--- Begin PROVIDED RECORDS ---
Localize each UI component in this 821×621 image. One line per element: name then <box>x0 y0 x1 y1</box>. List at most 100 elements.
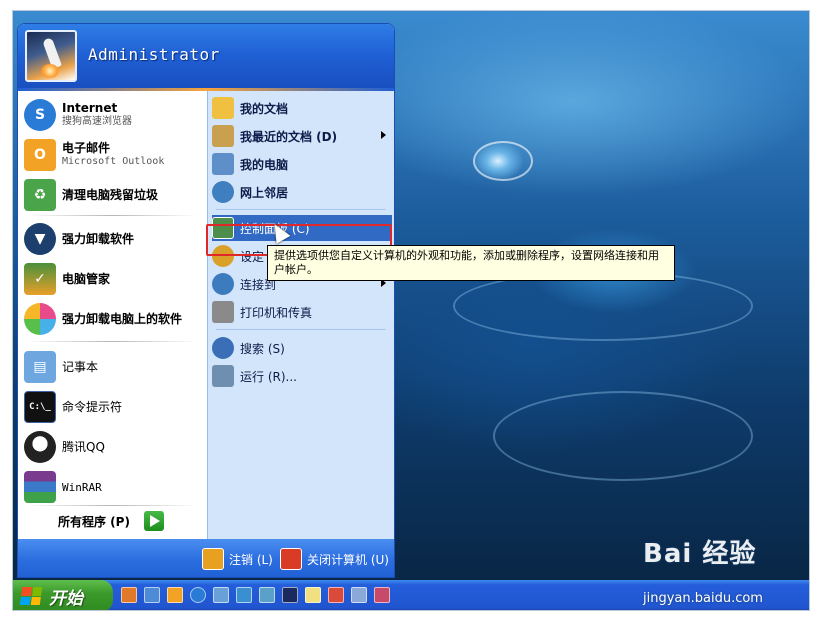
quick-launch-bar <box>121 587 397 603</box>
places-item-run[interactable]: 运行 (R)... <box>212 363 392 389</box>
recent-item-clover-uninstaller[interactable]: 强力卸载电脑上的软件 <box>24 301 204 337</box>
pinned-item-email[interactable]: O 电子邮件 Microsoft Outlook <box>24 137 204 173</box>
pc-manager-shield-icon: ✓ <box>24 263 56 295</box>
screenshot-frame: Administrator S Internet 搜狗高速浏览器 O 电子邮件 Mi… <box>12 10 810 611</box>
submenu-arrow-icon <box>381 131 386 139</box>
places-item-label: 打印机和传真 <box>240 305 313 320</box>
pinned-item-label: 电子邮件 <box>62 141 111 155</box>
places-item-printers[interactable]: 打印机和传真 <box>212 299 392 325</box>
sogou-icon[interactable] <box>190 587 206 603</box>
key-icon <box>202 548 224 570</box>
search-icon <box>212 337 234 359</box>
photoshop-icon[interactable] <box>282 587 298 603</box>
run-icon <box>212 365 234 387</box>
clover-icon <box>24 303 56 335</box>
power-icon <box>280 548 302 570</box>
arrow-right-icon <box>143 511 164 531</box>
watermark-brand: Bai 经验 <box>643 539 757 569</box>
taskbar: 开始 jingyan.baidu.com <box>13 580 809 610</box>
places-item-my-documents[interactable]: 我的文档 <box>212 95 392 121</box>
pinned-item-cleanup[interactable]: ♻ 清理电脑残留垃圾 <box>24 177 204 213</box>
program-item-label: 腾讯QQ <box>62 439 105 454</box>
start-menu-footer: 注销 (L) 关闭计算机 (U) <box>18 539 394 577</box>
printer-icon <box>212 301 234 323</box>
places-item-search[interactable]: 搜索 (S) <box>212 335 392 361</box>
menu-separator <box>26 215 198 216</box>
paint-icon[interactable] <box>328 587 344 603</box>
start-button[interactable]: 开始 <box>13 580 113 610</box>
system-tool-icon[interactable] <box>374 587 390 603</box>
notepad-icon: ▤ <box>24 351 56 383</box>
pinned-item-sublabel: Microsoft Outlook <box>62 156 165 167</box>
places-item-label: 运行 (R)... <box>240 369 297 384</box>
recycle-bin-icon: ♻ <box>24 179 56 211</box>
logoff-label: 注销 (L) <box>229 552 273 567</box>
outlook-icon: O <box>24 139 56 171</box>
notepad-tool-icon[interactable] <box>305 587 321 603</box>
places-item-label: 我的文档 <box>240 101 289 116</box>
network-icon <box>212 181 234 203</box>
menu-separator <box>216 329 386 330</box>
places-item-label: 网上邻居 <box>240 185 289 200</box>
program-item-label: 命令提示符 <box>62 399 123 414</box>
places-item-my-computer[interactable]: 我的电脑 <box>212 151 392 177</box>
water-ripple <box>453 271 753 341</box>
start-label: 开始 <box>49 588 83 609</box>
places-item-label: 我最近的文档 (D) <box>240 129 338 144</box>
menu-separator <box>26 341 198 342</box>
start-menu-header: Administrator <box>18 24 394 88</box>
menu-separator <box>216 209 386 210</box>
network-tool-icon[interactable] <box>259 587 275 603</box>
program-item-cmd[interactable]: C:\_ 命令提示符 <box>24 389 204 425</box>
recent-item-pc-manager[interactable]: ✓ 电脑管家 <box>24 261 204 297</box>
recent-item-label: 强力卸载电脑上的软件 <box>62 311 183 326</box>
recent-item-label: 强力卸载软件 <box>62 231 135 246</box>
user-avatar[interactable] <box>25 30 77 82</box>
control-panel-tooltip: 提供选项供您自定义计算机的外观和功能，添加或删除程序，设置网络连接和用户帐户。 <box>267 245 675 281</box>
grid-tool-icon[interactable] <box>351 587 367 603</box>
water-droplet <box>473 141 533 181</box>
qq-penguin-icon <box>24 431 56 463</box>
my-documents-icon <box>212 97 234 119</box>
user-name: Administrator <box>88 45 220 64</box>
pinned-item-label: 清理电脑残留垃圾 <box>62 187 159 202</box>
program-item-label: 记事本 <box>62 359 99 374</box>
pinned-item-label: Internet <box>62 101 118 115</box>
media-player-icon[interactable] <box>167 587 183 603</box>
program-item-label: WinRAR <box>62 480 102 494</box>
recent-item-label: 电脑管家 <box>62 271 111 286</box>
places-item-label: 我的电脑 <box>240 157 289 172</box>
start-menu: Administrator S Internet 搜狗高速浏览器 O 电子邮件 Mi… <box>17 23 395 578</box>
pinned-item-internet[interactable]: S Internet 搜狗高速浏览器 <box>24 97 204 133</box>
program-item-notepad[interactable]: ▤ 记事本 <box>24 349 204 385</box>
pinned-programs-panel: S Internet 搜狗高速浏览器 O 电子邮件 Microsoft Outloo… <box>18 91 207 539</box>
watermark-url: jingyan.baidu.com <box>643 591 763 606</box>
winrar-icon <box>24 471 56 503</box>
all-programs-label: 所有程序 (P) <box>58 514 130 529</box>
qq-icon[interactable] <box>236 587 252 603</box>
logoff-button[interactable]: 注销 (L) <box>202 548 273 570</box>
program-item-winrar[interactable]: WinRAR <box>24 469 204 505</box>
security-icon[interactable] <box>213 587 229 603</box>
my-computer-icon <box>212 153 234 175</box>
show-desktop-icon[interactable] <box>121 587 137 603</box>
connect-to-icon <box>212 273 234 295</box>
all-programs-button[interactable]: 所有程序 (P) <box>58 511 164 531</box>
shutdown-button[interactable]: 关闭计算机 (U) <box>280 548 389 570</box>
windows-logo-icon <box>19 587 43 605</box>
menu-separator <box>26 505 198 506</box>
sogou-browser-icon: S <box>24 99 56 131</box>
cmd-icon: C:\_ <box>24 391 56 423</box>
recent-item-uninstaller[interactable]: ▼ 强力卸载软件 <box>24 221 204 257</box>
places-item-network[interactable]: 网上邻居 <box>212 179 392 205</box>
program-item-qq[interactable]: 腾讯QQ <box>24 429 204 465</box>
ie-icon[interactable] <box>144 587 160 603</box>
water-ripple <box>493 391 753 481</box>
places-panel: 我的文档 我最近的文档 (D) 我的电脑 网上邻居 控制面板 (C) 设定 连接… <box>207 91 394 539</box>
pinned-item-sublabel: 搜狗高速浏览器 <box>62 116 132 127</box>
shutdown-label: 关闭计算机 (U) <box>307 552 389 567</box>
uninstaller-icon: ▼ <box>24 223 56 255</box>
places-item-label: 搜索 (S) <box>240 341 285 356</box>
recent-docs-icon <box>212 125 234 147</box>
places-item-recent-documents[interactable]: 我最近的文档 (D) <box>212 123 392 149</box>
--- End PROVIDED RECORDS ---
--- Begin PROVIDED RECORDS ---
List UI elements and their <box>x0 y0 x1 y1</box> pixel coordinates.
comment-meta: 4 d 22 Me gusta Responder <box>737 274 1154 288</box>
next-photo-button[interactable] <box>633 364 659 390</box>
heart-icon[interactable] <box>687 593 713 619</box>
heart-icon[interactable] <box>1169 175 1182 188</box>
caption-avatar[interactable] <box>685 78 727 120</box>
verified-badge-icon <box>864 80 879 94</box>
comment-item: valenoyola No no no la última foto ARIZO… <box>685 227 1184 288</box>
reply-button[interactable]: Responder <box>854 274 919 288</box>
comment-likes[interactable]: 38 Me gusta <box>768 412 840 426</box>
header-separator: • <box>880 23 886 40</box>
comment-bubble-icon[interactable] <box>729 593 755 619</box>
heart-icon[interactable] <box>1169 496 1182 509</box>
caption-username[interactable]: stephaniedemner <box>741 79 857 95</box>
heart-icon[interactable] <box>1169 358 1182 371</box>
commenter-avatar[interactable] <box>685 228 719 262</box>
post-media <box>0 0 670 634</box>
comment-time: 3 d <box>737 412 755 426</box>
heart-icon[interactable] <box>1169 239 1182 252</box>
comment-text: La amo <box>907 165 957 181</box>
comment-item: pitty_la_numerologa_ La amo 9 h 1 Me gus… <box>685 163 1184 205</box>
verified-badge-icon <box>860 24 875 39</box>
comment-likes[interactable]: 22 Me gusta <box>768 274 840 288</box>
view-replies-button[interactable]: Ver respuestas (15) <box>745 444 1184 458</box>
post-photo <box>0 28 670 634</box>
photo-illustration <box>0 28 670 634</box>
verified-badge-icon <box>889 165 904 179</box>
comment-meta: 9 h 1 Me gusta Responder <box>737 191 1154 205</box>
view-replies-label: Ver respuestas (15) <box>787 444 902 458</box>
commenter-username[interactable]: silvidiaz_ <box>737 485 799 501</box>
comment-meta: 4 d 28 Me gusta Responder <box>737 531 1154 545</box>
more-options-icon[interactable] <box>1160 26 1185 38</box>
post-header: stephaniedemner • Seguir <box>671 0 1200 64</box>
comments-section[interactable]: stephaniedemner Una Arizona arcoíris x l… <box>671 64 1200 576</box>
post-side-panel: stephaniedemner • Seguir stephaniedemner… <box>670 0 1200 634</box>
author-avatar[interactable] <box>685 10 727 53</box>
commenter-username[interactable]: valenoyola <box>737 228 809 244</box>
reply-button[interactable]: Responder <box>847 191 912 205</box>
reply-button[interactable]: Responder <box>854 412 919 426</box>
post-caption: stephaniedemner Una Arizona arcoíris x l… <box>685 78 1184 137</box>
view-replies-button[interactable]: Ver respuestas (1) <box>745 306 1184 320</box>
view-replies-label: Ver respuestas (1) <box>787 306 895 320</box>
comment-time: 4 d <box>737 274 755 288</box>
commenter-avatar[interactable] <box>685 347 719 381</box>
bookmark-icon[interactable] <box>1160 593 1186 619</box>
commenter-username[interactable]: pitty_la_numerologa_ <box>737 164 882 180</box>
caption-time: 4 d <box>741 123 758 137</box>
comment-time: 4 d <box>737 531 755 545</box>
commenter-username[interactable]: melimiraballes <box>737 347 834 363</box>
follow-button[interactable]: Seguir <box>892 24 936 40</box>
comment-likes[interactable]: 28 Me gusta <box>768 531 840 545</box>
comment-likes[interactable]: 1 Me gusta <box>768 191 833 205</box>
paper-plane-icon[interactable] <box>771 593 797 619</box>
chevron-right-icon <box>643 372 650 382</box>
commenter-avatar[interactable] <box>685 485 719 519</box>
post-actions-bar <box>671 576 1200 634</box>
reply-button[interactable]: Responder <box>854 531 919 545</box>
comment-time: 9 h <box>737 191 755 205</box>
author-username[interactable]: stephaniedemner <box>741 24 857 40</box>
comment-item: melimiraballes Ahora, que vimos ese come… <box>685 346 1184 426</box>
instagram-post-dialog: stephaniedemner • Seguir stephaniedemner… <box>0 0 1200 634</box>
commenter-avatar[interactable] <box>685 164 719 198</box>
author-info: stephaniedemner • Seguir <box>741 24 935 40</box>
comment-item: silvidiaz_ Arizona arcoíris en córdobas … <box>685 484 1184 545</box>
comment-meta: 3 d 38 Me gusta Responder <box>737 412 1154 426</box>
--- End PROVIDED RECORDS ---
--- Begin PROVIDED RECORDS ---
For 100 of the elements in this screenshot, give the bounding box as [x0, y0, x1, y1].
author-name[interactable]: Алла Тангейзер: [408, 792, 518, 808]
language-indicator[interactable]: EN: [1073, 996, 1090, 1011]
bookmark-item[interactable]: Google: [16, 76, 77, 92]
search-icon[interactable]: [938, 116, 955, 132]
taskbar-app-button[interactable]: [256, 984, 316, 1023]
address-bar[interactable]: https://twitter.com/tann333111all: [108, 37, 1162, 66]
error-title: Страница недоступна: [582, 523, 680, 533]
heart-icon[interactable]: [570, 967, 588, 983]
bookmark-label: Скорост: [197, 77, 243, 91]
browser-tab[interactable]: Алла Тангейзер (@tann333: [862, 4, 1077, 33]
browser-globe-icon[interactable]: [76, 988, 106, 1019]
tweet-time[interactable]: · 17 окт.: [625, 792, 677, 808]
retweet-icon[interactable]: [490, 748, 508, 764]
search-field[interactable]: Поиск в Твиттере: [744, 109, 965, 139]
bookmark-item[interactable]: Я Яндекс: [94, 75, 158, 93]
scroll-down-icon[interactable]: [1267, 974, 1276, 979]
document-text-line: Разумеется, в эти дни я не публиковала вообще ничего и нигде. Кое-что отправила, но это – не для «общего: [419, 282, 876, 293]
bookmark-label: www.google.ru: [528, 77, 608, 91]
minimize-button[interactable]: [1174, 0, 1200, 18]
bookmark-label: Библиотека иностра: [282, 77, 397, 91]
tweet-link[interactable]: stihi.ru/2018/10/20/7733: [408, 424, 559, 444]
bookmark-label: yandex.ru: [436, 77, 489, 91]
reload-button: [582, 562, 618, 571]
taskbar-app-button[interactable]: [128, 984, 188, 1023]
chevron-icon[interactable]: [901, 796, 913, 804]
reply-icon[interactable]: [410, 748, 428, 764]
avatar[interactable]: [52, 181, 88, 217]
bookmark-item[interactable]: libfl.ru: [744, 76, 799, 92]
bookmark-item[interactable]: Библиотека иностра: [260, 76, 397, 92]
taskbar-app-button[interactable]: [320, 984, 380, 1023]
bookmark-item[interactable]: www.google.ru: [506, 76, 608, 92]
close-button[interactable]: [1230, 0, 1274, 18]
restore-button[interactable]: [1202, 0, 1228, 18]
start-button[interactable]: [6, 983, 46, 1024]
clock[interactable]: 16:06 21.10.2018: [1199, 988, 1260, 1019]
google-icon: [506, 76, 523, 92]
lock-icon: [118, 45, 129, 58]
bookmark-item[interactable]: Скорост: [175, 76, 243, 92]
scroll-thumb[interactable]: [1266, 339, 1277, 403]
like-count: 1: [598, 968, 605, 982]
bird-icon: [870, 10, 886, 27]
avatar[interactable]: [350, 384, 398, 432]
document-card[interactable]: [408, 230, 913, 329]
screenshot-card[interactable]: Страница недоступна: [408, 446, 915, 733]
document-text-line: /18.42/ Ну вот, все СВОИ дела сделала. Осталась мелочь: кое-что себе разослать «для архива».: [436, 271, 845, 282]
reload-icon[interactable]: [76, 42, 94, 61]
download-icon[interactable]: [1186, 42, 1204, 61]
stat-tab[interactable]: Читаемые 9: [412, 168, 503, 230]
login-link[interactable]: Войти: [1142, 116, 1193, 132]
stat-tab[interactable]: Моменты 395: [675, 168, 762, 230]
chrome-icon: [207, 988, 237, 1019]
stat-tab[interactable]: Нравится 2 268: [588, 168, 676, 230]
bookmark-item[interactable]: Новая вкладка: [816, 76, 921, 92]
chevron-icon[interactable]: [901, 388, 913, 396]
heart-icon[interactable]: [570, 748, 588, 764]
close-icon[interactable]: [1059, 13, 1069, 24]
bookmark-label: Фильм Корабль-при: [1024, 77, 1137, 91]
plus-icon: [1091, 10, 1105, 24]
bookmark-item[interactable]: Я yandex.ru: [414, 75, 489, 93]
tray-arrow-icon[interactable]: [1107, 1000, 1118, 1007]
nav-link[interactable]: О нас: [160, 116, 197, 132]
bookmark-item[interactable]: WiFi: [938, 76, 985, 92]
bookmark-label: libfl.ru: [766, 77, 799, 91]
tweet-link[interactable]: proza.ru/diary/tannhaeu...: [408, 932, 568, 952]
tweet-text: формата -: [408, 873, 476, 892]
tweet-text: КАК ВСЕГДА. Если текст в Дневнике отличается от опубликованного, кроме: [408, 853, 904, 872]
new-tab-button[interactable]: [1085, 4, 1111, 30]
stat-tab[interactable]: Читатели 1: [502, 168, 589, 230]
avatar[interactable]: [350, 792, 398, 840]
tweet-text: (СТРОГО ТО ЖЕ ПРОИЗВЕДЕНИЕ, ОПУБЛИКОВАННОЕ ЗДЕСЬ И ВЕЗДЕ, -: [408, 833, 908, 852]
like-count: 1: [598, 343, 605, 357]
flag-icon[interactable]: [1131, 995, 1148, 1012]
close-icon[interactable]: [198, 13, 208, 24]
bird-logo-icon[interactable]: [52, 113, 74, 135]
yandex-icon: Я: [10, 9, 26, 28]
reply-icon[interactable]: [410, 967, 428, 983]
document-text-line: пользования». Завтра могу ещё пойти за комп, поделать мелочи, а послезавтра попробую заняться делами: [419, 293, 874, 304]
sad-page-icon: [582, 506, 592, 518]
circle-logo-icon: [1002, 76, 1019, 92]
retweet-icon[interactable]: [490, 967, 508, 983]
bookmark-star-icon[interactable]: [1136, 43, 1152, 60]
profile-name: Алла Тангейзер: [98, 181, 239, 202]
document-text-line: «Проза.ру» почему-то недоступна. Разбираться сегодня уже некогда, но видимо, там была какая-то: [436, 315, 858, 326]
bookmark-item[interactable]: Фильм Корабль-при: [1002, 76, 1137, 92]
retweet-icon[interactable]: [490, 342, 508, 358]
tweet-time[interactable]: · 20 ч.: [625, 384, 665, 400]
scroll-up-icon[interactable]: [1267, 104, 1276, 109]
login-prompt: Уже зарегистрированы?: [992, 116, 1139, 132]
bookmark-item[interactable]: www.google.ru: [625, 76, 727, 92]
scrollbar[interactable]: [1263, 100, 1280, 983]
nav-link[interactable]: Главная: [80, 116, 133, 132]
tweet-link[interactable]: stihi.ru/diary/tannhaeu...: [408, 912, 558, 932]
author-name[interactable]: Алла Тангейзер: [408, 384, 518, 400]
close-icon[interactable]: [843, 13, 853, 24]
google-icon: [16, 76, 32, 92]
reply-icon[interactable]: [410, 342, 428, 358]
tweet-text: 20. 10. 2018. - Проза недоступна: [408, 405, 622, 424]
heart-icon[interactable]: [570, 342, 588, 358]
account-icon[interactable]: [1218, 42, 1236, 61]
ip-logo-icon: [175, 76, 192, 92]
--- End PROVIDED RECORDS ---
--- EXERCISE DESCRIPTION ---
Copy out the entries word for word, from the line with "List UI elements" to the line with "heart-icon[interactable] <box>1169 175".

--- SOLVED PROBLEM ---
List UI elements and their <box>x0 y0 x1 y1</box> pixel coordinates.
comment-meta: 4 d 22 Me gusta Responder <box>737 274 1154 288</box>
next-photo-button[interactable] <box>633 364 659 390</box>
heart-icon[interactable] <box>687 593 713 619</box>
heart-icon[interactable] <box>1169 175 1182 188</box>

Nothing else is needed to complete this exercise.